[Items from a figure collection]
----------

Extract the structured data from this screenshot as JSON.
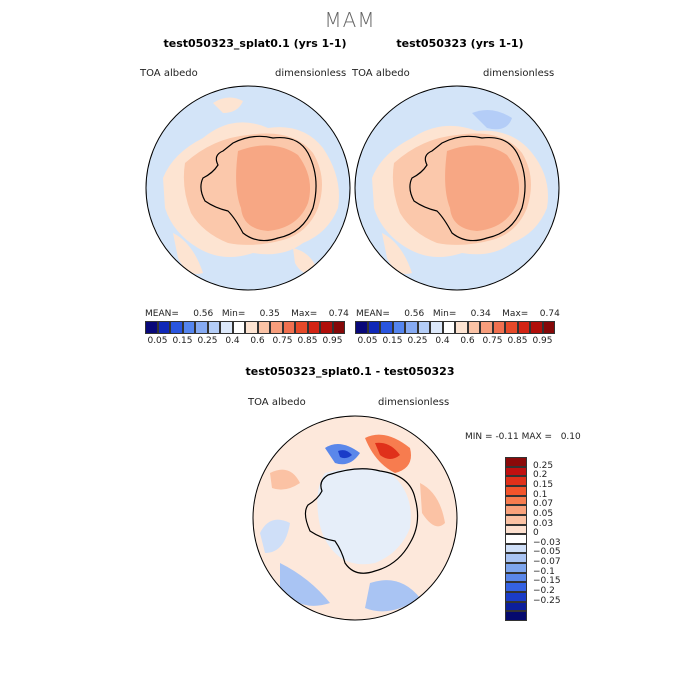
{
  "title": "MAM",
  "panels": [
    {
      "title": "test050323_splat0.1 (yrs 1-1)",
      "variable": "TOA albedo",
      "units": "dimensionless",
      "stats": {
        "mean_label": "MEAN=",
        "mean": "0.56",
        "min_label": "Min=",
        "min": "0.35",
        "max_label": "Max=",
        "max": "0.74"
      }
    },
    {
      "title": "test050323 (yrs 1-1)",
      "variable": "TOA albedo",
      "units": "dimensionless",
      "stats": {
        "mean_label": "MEAN=",
        "mean": "0.56",
        "min_label": "Min=",
        "min": "0.34",
        "max_label": "Max=",
        "max": "0.74"
      }
    }
  ],
  "abs_colorbar": {
    "labels": [
      "0.05",
      "0.15",
      "0.25",
      "0.4",
      "0.6",
      "0.75",
      "0.85",
      "0.95"
    ],
    "colors": [
      "#08087a",
      "#1028b8",
      "#2a56e0",
      "#5585ee",
      "#86aaf2",
      "#b4cdf7",
      "#dde9fb",
      "#ffffff",
      "#fde4d2",
      "#f9c2a5",
      "#f69d7c",
      "#f07050",
      "#e64a2a",
      "#d32414",
      "#b00e0a",
      "#850808"
    ]
  },
  "diff_panel": {
    "title": "test050323_splat0.1 - test050323",
    "variable": "TOA albedo",
    "units": "dimensionless",
    "stats": {
      "min_label": "MIN =",
      "min": "-0.11",
      "max_label": "MAX =",
      "max": "0.10"
    }
  },
  "diff_colorbar": {
    "labels": [
      "0.25",
      "0.2",
      "0.15",
      "0.1",
      "0.07",
      "0.05",
      "0.03",
      "0",
      "-0.03",
      "-0.05",
      "-0.07",
      "-0.1",
      "-0.15",
      "-0.2",
      "-0.25"
    ],
    "colors": [
      "#8b0a0a",
      "#c01010",
      "#e0301a",
      "#f2542c",
      "#f77c4f",
      "#f9a27c",
      "#fbc2a4",
      "#fde0cf",
      "#ffffff",
      "#cfdff8",
      "#a9c4f3",
      "#7ea6ee",
      "#5a87ea",
      "#3562e2",
      "#1a3cc8",
      "#0c1f9c",
      "#050a6e"
    ]
  }
}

----------

**WHAT TO DO**
Quote the records in their entirety, keeping the wording exact and excluding pictures.

**EXERCISE SOLUTION**
Extract the structured data from this screenshot as JSON.
{
  "title": "MAM",
  "panels": [
    {
      "title": "test050323_splat0.1 (yrs 1-1)",
      "variable": "TOA albedo",
      "units": "dimensionless",
      "stats": {
        "mean_label": "MEAN=",
        "mean": "0.56",
        "min_label": "Min=",
        "min": "0.35",
        "max_label": "Max=",
        "max": "0.74"
      }
    },
    {
      "title": "test050323 (yrs 1-1)",
      "variable": "TOA albedo",
      "units": "dimensionless",
      "stats": {
        "mean_label": "MEAN=",
        "mean": "0.56",
        "min_label": "Min=",
        "min": "0.34",
        "max_label": "Max=",
        "max": "0.74"
      }
    }
  ],
  "abs_colorbar": {
    "labels": [
      "0.05",
      "0.15",
      "0.25",
      "0.4",
      "0.6",
      "0.75",
      "0.85",
      "0.95"
    ],
    "colors": [
      "#08087a",
      "#1028b8",
      "#2a56e0",
      "#5585ee",
      "#86aaf2",
      "#b4cdf7",
      "#dde9fb",
      "#ffffff",
      "#fde4d2",
      "#f9c2a5",
      "#f69d7c",
      "#f07050",
      "#e64a2a",
      "#d32414",
      "#b00e0a",
      "#850808"
    ]
  },
  "diff_panel": {
    "title": "test050323_splat0.1 - test050323",
    "variable": "TOA albedo",
    "units": "dimensionless",
    "stats": {
      "min_label": "MIN =",
      "min": "-0.11",
      "max_label": "MAX =",
      "max": "0.10"
    }
  },
  "diff_colorbar": {
    "labels": [
      "0.25",
      "0.2",
      "0.15",
      "0.1",
      "0.07",
      "0.05",
      "0.03",
      "0",
      "-0.03",
      "-0.05",
      "-0.07",
      "-0.1",
      "-0.15",
      "-0.2",
      "-0.25"
    ],
    "colors": [
      "#8b0a0a",
      "#c01010",
      "#e0301a",
      "#f2542c",
      "#f77c4f",
      "#f9a27c",
      "#fbc2a4",
      "#fde0cf",
      "#ffffff",
      "#cfdff8",
      "#a9c4f3",
      "#7ea6ee",
      "#5a87ea",
      "#3562e2",
      "#1a3cc8",
      "#0c1f9c",
      "#050a6e"
    ]
  }
}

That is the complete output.